**DO THIS:** The records that follow are to be repeated without alteration.

**RECORDS FOR THIS TASK:**
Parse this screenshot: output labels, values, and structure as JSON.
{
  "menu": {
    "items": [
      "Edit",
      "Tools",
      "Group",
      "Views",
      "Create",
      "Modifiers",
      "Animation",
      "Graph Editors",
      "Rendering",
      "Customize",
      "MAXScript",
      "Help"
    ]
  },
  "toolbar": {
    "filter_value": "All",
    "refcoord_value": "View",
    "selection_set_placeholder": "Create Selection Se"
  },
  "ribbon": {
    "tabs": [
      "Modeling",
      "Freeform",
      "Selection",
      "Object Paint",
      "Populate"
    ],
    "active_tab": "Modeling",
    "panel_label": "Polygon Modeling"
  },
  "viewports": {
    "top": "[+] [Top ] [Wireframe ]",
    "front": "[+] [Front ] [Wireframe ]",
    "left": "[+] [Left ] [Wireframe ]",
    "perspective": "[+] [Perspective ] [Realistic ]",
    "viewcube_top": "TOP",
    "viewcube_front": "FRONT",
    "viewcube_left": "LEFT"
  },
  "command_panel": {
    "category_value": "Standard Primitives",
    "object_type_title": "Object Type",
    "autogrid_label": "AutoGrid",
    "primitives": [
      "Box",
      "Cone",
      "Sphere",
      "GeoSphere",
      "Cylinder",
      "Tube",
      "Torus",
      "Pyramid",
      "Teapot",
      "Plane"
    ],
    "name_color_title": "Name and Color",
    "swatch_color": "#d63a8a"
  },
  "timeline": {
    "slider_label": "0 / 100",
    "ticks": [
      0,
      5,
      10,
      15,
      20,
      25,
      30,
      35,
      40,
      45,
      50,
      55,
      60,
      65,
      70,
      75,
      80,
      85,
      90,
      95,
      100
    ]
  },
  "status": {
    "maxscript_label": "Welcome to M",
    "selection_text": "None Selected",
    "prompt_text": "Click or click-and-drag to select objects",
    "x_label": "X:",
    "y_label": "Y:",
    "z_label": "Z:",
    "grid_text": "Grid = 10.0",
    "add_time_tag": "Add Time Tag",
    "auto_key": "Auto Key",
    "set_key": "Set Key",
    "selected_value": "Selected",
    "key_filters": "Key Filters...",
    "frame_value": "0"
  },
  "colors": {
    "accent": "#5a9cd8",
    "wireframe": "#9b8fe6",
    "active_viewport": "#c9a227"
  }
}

**FINISHED ANSWER:**
Parse this screenshot: output labels, values, and structure as JSON.
{
  "menu": {
    "items": [
      "Edit",
      "Tools",
      "Group",
      "Views",
      "Create",
      "Modifiers",
      "Animation",
      "Graph Editors",
      "Rendering",
      "Customize",
      "MAXScript",
      "Help"
    ]
  },
  "toolbar": {
    "filter_value": "All",
    "refcoord_value": "View",
    "selection_set_placeholder": "Create Selection Se"
  },
  "ribbon": {
    "tabs": [
      "Modeling",
      "Freeform",
      "Selection",
      "Object Paint",
      "Populate"
    ],
    "active_tab": "Modeling",
    "panel_label": "Polygon Modeling"
  },
  "viewports": {
    "top": "[+] [Top ] [Wireframe ]",
    "front": "[+] [Front ] [Wireframe ]",
    "left": "[+] [Left ] [Wireframe ]",
    "perspective": "[+] [Perspective ] [Realistic ]",
    "viewcube_top": "TOP",
    "viewcube_front": "FRONT",
    "viewcube_left": "LEFT"
  },
  "command_panel": {
    "category_value": "Standard Primitives",
    "object_type_title": "Object Type",
    "autogrid_label": "AutoGrid",
    "primitives": [
      "Box",
      "Cone",
      "Sphere",
      "GeoSphere",
      "Cylinder",
      "Tube",
      "Torus",
      "Pyramid",
      "Teapot",
      "Plane"
    ],
    "name_color_title": "Name and Color",
    "swatch_color": "#d63a8a"
  },
  "timeline": {
    "slider_label": "0 / 100",
    "ticks": [
      0,
      5,
      10,
      15,
      20,
      25,
      30,
      35,
      40,
      45,
      50,
      55,
      60,
      65,
      70,
      75,
      80,
      85,
      90,
      95,
      100
    ]
  },
  "status": {
    "maxscript_label": "Welcome to M",
    "selection_text": "None Selected",
    "prompt_text": "Click or click-and-drag to select objects",
    "x_label": "X:",
    "y_label": "Y:",
    "z_label": "Z:",
    "grid_text": "Grid = 10.0",
    "add_time_tag": "Add Time Tag",
    "auto_key": "Auto Key",
    "set_key": "Set Key",
    "selected_value": "Selected",
    "key_filters": "Key Filters...",
    "frame_value": "0"
  },
  "colors": {
    "accent": "#5a9cd8",
    "wireframe": "#9b8fe6",
    "active_viewport": "#c9a227"
  }
}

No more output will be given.